> **Provided information**

....

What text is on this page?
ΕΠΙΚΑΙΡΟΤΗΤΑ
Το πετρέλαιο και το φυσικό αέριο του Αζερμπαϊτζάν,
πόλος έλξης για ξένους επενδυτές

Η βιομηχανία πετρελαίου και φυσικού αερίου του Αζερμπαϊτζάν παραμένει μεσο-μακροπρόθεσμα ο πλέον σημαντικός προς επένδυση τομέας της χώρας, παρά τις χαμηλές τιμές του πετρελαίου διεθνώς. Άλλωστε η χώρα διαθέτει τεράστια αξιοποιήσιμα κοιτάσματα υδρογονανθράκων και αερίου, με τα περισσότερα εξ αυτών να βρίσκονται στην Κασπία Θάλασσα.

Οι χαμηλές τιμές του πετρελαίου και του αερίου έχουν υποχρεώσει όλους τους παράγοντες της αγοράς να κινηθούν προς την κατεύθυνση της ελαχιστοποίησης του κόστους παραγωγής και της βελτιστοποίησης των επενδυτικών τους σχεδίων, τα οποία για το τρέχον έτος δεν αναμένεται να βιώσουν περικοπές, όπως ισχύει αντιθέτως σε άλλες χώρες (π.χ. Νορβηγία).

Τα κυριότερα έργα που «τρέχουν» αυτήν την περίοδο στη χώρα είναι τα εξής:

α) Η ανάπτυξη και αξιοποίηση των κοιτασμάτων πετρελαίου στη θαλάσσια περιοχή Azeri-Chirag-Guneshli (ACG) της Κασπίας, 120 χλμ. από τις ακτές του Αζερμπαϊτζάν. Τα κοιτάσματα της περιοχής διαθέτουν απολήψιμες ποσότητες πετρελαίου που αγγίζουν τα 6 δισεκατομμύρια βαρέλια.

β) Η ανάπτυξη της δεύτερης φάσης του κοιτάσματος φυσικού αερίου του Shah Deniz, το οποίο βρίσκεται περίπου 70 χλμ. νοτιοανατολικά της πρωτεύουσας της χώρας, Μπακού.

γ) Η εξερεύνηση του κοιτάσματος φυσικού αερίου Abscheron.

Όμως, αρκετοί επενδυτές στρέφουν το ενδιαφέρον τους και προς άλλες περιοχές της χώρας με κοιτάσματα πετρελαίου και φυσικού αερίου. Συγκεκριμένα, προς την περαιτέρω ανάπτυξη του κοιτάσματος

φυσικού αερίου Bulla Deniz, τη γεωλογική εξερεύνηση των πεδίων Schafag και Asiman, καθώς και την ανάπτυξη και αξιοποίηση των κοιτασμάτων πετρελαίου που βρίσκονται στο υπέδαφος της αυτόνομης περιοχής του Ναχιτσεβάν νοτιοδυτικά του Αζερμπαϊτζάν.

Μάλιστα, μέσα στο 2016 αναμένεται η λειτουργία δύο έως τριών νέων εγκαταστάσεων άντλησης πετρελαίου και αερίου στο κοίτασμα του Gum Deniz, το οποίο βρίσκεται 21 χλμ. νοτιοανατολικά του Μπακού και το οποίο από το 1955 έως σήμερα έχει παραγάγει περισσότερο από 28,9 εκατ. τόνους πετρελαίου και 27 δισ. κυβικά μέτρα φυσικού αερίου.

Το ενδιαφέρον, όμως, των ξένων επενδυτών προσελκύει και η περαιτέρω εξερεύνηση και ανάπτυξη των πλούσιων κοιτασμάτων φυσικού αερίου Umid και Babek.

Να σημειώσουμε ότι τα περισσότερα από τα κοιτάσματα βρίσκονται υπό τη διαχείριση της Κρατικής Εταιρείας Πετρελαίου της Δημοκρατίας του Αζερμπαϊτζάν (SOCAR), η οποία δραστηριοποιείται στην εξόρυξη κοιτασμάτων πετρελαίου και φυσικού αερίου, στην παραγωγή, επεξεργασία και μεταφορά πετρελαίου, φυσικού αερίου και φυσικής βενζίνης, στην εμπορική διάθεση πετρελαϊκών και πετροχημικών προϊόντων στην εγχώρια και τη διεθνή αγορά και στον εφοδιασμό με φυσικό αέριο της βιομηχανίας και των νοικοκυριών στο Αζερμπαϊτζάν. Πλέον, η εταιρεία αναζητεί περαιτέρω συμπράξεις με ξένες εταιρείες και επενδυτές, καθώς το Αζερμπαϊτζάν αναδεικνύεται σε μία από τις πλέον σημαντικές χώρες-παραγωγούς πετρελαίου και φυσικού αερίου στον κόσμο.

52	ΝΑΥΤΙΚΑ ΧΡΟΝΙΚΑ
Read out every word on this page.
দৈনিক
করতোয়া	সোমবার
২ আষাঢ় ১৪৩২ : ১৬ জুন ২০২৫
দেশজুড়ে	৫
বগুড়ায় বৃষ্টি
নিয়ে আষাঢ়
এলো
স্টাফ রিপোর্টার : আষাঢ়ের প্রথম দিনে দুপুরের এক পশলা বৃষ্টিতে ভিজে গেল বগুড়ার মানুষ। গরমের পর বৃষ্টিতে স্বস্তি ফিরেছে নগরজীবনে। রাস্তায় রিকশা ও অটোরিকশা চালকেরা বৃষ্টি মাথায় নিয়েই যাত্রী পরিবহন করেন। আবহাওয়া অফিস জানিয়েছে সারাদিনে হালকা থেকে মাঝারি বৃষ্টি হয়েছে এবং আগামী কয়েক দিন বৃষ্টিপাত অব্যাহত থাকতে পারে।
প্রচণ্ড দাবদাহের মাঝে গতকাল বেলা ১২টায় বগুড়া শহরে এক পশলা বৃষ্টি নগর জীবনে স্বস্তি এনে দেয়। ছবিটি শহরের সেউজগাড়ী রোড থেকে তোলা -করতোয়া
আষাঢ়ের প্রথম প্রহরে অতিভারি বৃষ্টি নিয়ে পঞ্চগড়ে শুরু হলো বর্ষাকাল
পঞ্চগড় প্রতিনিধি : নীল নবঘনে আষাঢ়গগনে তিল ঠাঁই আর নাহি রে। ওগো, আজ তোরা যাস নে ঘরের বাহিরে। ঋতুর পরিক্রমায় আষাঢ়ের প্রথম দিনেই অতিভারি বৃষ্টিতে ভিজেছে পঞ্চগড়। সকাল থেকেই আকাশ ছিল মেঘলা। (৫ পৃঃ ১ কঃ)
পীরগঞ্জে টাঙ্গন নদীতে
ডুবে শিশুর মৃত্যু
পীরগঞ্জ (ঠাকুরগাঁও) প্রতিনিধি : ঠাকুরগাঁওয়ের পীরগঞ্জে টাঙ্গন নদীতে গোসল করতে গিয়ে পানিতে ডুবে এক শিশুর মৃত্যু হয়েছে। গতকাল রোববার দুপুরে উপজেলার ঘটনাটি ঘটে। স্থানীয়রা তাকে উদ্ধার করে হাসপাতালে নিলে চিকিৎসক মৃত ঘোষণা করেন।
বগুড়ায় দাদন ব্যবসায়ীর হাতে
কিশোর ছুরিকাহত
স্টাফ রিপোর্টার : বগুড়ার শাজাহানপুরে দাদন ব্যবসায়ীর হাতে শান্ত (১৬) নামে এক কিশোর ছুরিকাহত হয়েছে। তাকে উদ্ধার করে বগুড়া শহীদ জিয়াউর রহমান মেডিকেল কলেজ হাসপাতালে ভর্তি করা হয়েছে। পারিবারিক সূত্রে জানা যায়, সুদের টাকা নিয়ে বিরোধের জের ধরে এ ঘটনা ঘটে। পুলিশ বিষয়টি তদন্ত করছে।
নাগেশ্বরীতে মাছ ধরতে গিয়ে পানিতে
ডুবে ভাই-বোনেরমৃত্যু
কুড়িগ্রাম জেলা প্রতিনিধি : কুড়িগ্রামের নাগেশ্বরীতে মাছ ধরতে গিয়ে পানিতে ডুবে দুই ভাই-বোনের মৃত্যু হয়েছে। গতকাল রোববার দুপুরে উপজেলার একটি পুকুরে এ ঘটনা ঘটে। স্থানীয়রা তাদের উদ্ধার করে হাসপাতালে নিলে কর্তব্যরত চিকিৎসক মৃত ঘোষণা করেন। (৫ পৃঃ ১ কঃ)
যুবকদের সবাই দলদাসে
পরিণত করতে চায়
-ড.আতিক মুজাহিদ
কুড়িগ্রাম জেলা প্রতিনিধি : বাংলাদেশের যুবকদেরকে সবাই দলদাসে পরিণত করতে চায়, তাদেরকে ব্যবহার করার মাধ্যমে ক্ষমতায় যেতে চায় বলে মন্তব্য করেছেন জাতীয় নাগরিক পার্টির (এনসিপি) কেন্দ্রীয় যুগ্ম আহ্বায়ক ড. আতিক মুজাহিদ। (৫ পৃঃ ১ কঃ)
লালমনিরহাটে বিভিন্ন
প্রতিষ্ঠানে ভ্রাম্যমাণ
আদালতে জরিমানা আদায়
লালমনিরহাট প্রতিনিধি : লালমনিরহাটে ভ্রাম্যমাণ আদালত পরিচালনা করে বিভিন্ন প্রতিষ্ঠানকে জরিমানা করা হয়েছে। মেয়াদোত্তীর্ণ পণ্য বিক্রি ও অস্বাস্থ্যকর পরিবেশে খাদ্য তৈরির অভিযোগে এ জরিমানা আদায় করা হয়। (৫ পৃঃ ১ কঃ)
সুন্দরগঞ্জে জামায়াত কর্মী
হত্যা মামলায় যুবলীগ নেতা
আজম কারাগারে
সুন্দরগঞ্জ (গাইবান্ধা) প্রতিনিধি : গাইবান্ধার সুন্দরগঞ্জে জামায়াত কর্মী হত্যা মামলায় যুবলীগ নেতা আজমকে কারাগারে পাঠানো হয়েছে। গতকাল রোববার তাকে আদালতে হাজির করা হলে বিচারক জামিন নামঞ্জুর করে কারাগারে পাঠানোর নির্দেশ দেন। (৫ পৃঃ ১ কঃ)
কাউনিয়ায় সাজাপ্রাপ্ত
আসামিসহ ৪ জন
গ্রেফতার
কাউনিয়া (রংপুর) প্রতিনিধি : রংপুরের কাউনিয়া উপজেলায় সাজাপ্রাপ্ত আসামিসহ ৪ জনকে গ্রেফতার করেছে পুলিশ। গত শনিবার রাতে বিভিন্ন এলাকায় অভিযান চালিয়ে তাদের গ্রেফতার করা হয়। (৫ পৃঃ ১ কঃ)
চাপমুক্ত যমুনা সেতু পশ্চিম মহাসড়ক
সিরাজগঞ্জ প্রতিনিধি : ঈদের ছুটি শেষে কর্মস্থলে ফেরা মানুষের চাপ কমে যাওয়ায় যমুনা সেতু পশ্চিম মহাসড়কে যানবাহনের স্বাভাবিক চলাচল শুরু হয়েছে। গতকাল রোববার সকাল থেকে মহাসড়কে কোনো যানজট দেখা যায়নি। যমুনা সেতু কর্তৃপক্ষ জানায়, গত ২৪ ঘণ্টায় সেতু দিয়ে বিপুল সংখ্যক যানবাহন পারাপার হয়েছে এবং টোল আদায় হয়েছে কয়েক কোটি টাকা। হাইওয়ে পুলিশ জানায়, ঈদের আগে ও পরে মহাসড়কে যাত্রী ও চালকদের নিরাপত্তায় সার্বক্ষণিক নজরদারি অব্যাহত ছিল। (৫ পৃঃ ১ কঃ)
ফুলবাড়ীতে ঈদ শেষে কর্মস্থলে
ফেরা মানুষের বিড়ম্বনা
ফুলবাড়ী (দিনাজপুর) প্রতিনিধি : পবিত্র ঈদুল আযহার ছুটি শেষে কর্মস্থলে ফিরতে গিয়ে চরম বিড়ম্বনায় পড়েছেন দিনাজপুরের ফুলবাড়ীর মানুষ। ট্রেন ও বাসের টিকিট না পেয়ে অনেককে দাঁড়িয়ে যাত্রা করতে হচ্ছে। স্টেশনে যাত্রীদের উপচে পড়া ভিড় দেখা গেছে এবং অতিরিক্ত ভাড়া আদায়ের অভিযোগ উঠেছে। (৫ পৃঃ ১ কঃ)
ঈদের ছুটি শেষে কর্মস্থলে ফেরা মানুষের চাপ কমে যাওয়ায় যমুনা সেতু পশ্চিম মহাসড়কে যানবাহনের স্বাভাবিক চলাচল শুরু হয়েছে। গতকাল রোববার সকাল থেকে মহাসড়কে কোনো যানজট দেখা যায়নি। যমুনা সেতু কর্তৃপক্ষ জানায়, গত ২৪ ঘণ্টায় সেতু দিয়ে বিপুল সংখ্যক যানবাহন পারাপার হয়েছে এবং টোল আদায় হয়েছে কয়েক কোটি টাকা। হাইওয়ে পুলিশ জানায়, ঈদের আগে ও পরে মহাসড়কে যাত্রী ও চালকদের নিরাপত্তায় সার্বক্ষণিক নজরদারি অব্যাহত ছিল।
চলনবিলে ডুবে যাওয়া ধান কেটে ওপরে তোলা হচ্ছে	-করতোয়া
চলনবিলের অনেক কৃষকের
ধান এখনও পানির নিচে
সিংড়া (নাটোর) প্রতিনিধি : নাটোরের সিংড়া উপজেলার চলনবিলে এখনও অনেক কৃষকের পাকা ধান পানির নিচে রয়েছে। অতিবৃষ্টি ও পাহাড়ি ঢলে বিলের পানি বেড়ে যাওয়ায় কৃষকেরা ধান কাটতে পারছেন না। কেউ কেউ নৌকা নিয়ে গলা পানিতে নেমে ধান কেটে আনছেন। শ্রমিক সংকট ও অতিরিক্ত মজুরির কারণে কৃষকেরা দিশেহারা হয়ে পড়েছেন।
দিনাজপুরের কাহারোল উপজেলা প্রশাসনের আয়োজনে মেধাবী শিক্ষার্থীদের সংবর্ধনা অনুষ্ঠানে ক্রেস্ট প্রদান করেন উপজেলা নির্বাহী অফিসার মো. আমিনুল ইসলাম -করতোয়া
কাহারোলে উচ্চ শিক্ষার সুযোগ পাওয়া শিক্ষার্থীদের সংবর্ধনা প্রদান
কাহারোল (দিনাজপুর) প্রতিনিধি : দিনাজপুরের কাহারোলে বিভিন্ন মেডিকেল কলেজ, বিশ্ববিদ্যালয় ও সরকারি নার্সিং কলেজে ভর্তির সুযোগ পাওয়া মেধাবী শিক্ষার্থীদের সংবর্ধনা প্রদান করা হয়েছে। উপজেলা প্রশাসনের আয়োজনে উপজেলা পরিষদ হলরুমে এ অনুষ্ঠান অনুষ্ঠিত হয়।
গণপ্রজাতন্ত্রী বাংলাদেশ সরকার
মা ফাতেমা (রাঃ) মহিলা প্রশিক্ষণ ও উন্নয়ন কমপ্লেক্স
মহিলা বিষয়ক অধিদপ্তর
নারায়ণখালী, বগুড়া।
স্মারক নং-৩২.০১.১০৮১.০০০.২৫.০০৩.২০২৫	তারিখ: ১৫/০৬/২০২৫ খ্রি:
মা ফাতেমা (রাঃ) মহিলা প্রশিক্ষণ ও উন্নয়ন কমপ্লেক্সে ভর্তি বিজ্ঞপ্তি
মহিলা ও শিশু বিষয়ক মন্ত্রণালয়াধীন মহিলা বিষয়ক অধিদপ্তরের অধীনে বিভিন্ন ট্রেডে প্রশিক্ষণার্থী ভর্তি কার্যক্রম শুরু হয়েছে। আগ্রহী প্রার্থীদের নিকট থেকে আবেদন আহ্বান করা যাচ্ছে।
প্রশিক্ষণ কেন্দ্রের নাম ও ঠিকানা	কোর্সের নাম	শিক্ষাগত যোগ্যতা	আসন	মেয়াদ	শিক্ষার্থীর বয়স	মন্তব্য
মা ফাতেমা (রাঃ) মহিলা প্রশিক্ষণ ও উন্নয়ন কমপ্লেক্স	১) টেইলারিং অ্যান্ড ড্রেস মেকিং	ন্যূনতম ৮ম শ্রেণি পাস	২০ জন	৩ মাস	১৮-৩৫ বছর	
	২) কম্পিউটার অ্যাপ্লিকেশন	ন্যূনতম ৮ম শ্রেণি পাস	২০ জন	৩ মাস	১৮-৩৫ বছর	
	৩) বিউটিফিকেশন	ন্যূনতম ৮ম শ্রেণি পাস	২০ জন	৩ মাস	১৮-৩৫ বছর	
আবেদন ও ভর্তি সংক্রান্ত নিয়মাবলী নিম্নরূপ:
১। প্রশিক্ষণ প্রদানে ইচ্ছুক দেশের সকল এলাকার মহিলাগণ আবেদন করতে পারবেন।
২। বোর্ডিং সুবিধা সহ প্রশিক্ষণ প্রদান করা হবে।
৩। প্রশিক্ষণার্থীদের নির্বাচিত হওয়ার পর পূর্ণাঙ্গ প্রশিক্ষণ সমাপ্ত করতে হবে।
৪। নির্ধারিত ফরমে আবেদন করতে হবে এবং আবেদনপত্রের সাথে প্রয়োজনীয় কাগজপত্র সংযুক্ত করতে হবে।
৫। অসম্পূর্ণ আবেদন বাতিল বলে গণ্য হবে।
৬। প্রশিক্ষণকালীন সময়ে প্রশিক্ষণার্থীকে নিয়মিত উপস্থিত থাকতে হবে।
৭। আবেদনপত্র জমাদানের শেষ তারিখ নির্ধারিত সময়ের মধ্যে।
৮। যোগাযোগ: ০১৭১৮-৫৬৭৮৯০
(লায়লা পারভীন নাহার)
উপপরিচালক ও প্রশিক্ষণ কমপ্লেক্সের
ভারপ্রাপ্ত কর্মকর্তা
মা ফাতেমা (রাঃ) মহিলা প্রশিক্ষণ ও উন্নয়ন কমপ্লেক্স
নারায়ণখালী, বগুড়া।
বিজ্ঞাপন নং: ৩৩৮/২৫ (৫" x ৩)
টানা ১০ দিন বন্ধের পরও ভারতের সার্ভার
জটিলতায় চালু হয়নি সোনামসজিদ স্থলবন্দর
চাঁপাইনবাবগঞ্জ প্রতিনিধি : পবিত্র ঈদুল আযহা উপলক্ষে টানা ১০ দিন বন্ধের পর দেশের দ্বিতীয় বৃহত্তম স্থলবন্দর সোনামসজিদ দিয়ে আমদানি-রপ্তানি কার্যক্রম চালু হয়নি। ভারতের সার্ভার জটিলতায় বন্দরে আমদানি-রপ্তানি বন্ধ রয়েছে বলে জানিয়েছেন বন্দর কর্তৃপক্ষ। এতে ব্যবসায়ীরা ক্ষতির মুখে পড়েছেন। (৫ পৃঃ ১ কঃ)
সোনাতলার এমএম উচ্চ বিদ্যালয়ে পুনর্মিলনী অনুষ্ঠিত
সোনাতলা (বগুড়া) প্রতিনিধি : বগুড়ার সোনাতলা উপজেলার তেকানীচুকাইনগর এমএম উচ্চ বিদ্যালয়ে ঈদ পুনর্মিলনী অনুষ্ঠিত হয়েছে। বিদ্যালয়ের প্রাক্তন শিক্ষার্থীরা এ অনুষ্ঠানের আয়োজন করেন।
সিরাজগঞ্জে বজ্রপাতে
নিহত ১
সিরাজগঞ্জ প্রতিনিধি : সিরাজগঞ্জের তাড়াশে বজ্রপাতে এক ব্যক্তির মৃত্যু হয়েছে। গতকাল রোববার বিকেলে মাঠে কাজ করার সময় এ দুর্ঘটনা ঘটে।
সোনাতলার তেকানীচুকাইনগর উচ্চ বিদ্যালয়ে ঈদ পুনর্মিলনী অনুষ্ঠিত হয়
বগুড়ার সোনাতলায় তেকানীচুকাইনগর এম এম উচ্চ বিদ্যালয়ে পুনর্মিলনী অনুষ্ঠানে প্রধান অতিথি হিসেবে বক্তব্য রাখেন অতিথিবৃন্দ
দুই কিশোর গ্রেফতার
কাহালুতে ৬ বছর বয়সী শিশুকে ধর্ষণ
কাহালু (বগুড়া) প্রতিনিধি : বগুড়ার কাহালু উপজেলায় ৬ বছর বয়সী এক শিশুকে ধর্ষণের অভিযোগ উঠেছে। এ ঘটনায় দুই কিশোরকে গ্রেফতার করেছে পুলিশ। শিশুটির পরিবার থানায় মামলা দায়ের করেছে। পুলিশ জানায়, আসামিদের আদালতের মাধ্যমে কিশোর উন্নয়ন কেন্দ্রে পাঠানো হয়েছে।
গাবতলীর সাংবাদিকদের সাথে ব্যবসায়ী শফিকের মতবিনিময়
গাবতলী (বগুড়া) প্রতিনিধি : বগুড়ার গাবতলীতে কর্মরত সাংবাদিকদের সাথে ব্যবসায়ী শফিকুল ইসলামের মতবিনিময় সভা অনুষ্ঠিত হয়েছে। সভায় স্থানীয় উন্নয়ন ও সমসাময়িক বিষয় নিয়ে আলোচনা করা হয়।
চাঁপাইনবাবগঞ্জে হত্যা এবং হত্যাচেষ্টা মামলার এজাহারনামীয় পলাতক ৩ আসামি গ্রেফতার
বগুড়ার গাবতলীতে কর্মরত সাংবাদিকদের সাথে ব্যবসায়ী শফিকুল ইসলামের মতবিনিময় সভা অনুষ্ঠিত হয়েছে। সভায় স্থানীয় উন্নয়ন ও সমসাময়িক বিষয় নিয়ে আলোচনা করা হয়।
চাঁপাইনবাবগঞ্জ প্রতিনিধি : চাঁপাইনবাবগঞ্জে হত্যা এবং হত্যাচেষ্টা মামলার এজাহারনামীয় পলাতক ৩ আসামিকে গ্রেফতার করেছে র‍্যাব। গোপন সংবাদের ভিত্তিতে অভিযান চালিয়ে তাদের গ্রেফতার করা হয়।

....

> **Task prompt**
In the entries above, identify every line with the string "page".

> **Full response**
What text is on this page?
Read out every word on this page.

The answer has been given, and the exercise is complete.